=== Exercise prompt ===
In the listing below, find every line with the string "Calendarpedia" and pull it out.

#### Data to use ####

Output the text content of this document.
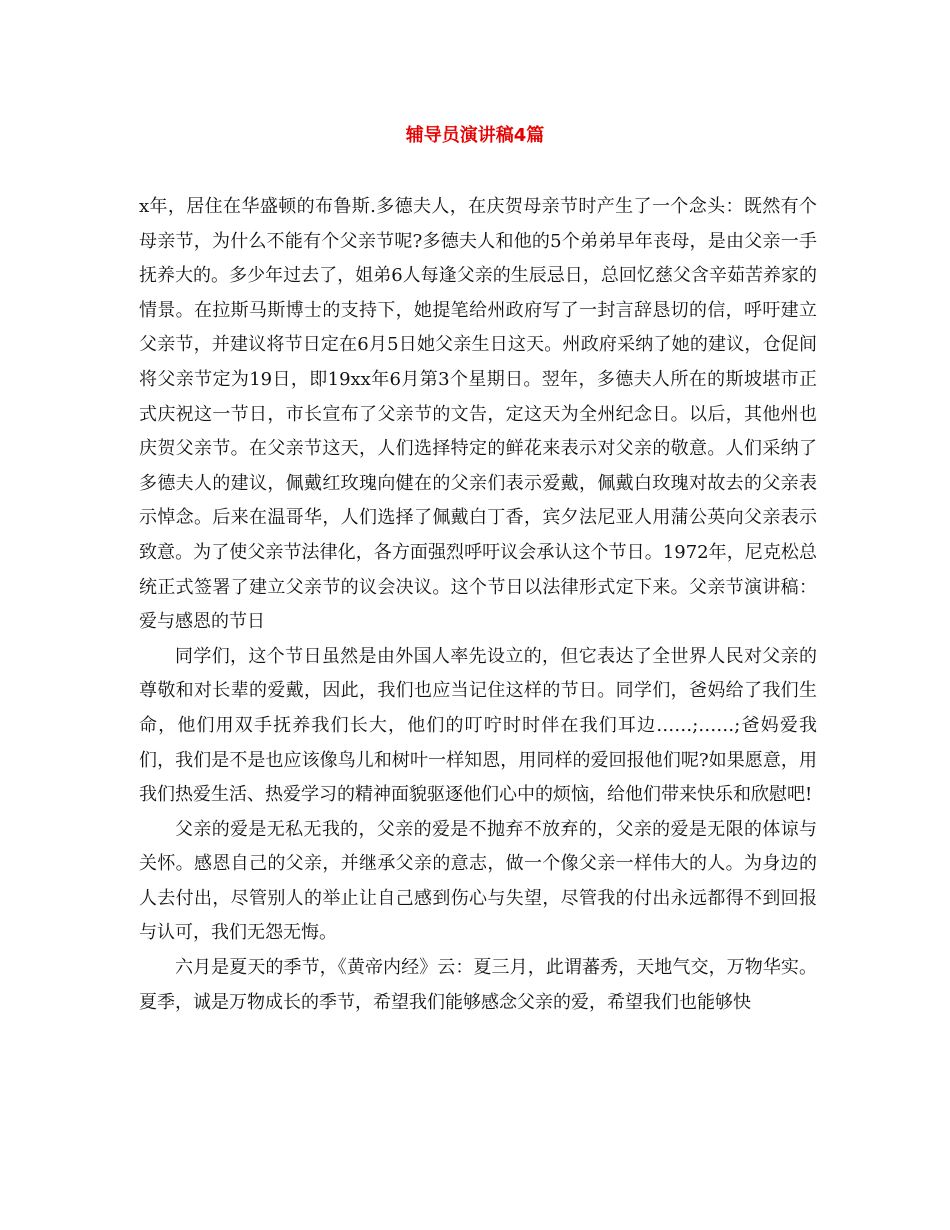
辅导员演讲稿4篇

x年，居住在华盛顿的布鲁斯.多德夫人，在庆贺母亲节时产生了一个念头：既然有个母亲节，为什么不能有个父亲节呢?多德夫人和他的5个弟弟早年丧母，是由父亲一手抚养大的。多少年过去了，姐弟6人每逢父亲的生辰忌日，总回忆慈父含辛茹苦养家的情景。在拉斯马斯博士的支持下，她提笔给州政府写了一封言辞恳切的信，呼吁建立父亲节，并建议将节日定在6月5日她父亲生日这天。州政府采纳了她的建议，仓促间将父亲节定为19日，即19xx年6月第3个星期日。翌年，多德夫人所在的斯坡堪市正式庆祝这一节日，市长宣布了父亲节的文告，定这天为全州纪念日。以后，其他州也庆贺父亲节。在父亲节这天，人们选择特定的鲜花来表示对父亲的敬意。人们采纳了多德夫人的建议，佩戴红玫瑰向健在的父亲们表示爱戴，佩戴白玫瑰对故去的父亲表示悼念。后来在温哥华，人们选择了佩戴白丁香，宾夕法尼亚人用蒲公英向父亲表示致意。为了使父亲节法律化，各方面强烈呼吁议会承认这个节日。1972年，尼克松总统正式签署了建立父亲节的议会决议。这个节日以法律形式定下来。父亲节演讲稿：爱与感恩的节日

同学们，这个节日虽然是由外国人率先设立的，但它表达了全世界人民对父亲的尊敬和对长辈的爱戴，因此，我们也应当记住这样的节日。同学们，爸妈给了我们生命，他们用双手抚养我们长大，他们的叮咛时时伴在我们耳边……;……;爸妈爱我们，我们是不是也应该像鸟儿和树叶一样知恩，用同样的爱回报他们呢?如果愿意，用我们热爱生活、热爱学习的精神面貌驱逐他们心中的烦恼，给他们带来快乐和欣慰吧!

父亲的爱是无私无我的，父亲的爱是不抛弃不放弃的，父亲的爱是无限的体谅与关怀。感恩自己的父亲，并继承父亲的意志，做一个像父亲一样伟大的人。为身边的人去付出，尽管别人的举止让自己感到伤心与失望，尽管我的付出永远都得不到回报与认可，我们无怨无悔。

六月是夏天的季节，《黄帝内经》云：夏三月，此谓蕃秀，天地气交，万物华实。夏季，诚是万物成长的季节，希望我们能够感念父亲的爱，希望我们也能够快
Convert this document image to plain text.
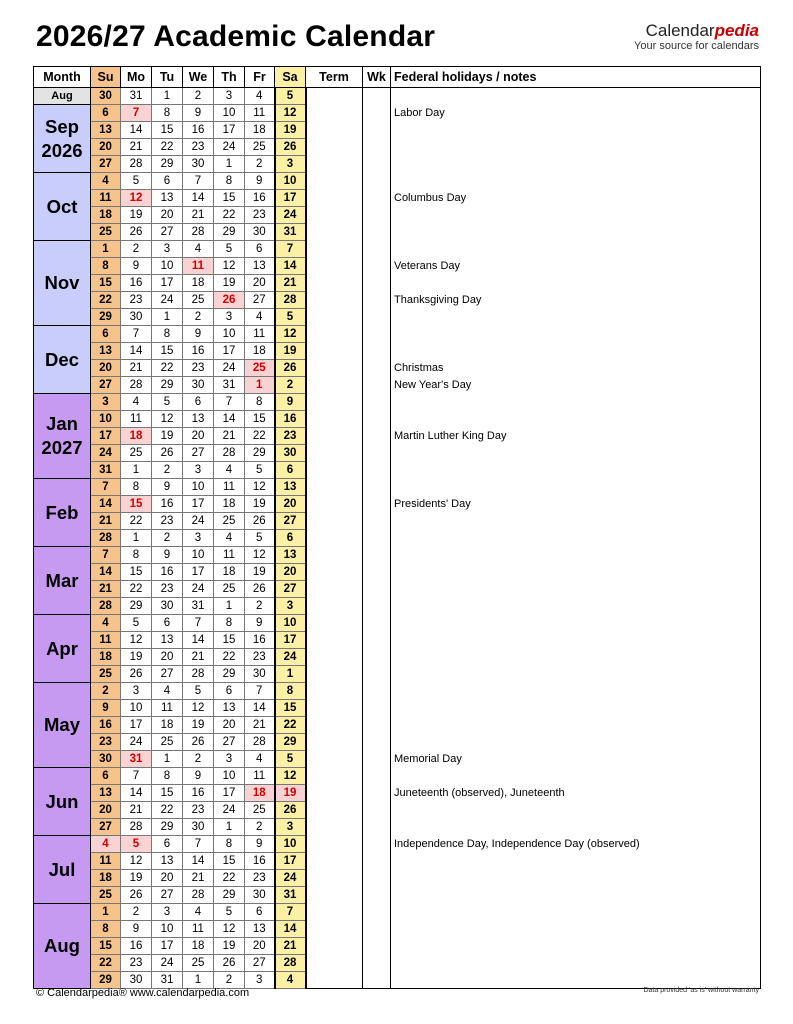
2026/27 Academic Calendar	Calendarpedia
Your source for calendars
Month	Su	Mo	Tu	We	Th	Fr	Sa	Term	Wk	Federal holidays / notes
Aug	30	31	1	2	3	4	5			
Sep
2026	6	7	8	9	10	11	12			Labor Day
	13	14	15	16	17	18	19			
	20	21	22	23	24	25	26			
	27	28	29	30	1	2	3			
Oct	4	5	6	7	8	9	10			
	11	12	13	14	15	16	17			Columbus Day
	18	19	20	21	22	23	24			
	25	26	27	28	29	30	31			
Nov	1	2	3	4	5	6	7			
	8	9	10	11	12	13	14			Veterans Day
	15	16	17	18	19	20	21			
	22	23	24	25	26	27	28			Thanksgiving Day
	29	30	1	2	3	4	5			
Dec	6	7	8	9	10	11	12			
	13	14	15	16	17	18	19			
	20	21	22	23	24	25	26			Christmas
	27	28	29	30	31	1	2			New Year's Day
Jan
2027	3	4	5	6	7	8	9			
	10	11	12	13	14	15	16			
	17	18	19	20	21	22	23			Martin Luther King Day
	24	25	26	27	28	29	30			
	31	1	2	3	4	5	6			
Feb	7	8	9	10	11	12	13			
	14	15	16	17	18	19	20			Presidents' Day
	21	22	23	24	25	26	27			
	28	1	2	3	4	5	6			
Mar	7	8	9	10	11	12	13			
	14	15	16	17	18	19	20			
	21	22	23	24	25	26	27			
	28	29	30	31	1	2	3			
Apr	4	5	6	7	8	9	10			
	11	12	13	14	15	16	17			
	18	19	20	21	22	23	24			
	25	26	27	28	29	30	1			
May	2	3	4	5	6	7	8			
	9	10	11	12	13	14	15			
	16	17	18	19	20	21	22			
	23	24	25	26	27	28	29			
	30	31	1	2	3	4	5			Memorial Day
Jun	6	7	8	9	10	11	12			
	13	14	15	16	17	18	19			Juneteenth (observed), Juneteenth
	20	21	22	23	24	25	26			
	27	28	29	30	1	2	3			
Jul	4	5	6	7	8	9	10			Independence Day, Independence Day (observed)
	11	12	13	14	15	16	17			
	18	19	20	21	22	23	24			
	25	26	27	28	29	30	31			
Aug	1	2	3	4	5	6	7			
	8	9	10	11	12	13	14			
	15	16	17	18	19	20	21			
	22	23	24	25	26	27	28			
	29	30	31	1	2	3	4			
© Calendarpedia® www.calendarpedia.com	Data provided 'as is' without warranty
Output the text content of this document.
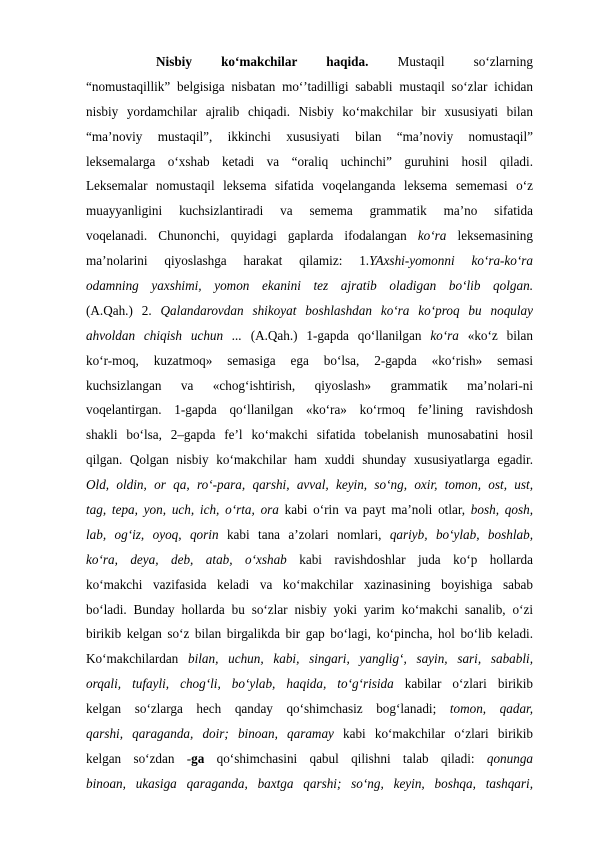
Nisbiy ko‘makchilar haqida. Mustaqil so‘zlarning
“nomustaqillik” belgisiga nisbatan mo‘’tadilligi sababli mustaqil so‘zlar ichidan
nisbiy yordamchilar ajralib chiqadi. Nisbiy ko‘makchilar bir xususiyati bilan
“ma’noviy mustaqil”, ikkinchi xususiyati bilan “ma’noviy nomustaqil”
leksemalarga o‘xshab ketadi va “oraliq uchinchi” guruhini hosil qiladi.
Leksemalar nomustaqil leksema sifatida voqelanganda leksema sememasi o‘z
muayyanligini kuchsizlantiradi va semema grammatik ma’no sifatida
voqelanadi. Chunonchi, quyidagi gaplarda ifodalangan ko‘ra leksemasining
ma’nolarini qiyoslashga harakat qilamiz: 1.YAxshi-yomonni ko‘ra-ko‘ra
odamning yaxshimi, yomon ekanini tez ajratib oladigan bo‘lib qolgan.
(A.Qah.) 2. Qalandarovdan shikoyat boshlashdan ko‘ra ko‘proq bu noqulay
ahvoldan chiqish uchun ... (A.Qah.) 1-gapda qo‘llanilgan ko‘ra «ko‘z bilan
ko‘r-moq, kuzatmoq» semasiga ega bo‘lsa, 2-gapda «ko‘rish» semasi
kuchsizlangan va «chog‘ishtirish, qiyoslash» grammatik ma’nolari-ni
voqelantirgan. 1-gapda qo‘llanilgan «ko‘ra» ko‘rmoq fe’lining ravishdosh
shakli bo‘lsa, 2–gapda fe’l ko‘makchi sifatida tobelanish munosabatini hosil
qilgan. Qolgan nisbiy ko‘makchilar ham xuddi shunday xususiyatlarga egadir.
Old, oldin, or qa, ro‘-para, qarshi, avval, keyin, so‘ng, oxir, tomon, ost, ust,
tag, tepa, yon, uch, ich, o‘rta, ora kabi o‘rin va payt ma’noli otlar, bosh, qosh,
lab, og‘iz, oyoq, qorin kabi tana a’zolari nomlari, qariyb, bo‘ylab, boshlab,
ko‘ra, deya, deb, atab, o‘xshab kabi ravishdoshlar juda ko‘p hollarda
ko‘makchi vazifasida keladi va ko‘makchilar xazinasining boyishiga sabab
bo‘ladi. Bunday hollarda bu so‘zlar nisbiy yoki yarim ko‘makchi sanalib, o‘zi
birikib kelgan so‘z bilan birgalikda bir gap bo‘lagi, ko‘pincha, hol bo‘lib keladi.
Ko‘makchilardan bilan, uchun, kabi, singari, yanglig‘, sayin, sari, sababli,
orqali, tufayli, chog‘li, bo‘ylab, haqida, to‘g‘risida kabilar o‘zlari birikib
kelgan so‘zlarga hech qanday qo‘shimchasiz bog‘lanadi; tomon, qadar,
qarshi, qaraganda, doir; binoan, qaramay kabi ko‘makchilar o‘zlari birikib
kelgan so‘zdan -ga qo‘shimchasini qabul qilishni talab qiladi: qonunga
binoan, ukasiga qaraganda, baxtga qarshi; so‘ng, keyin, boshqa, tashqari,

####

=== Correct response ===
2026/27 Academic Calendar	Calendarpedia
© Calendarpedia® www.calendarpedia.com	Data provided 'as is' without warranty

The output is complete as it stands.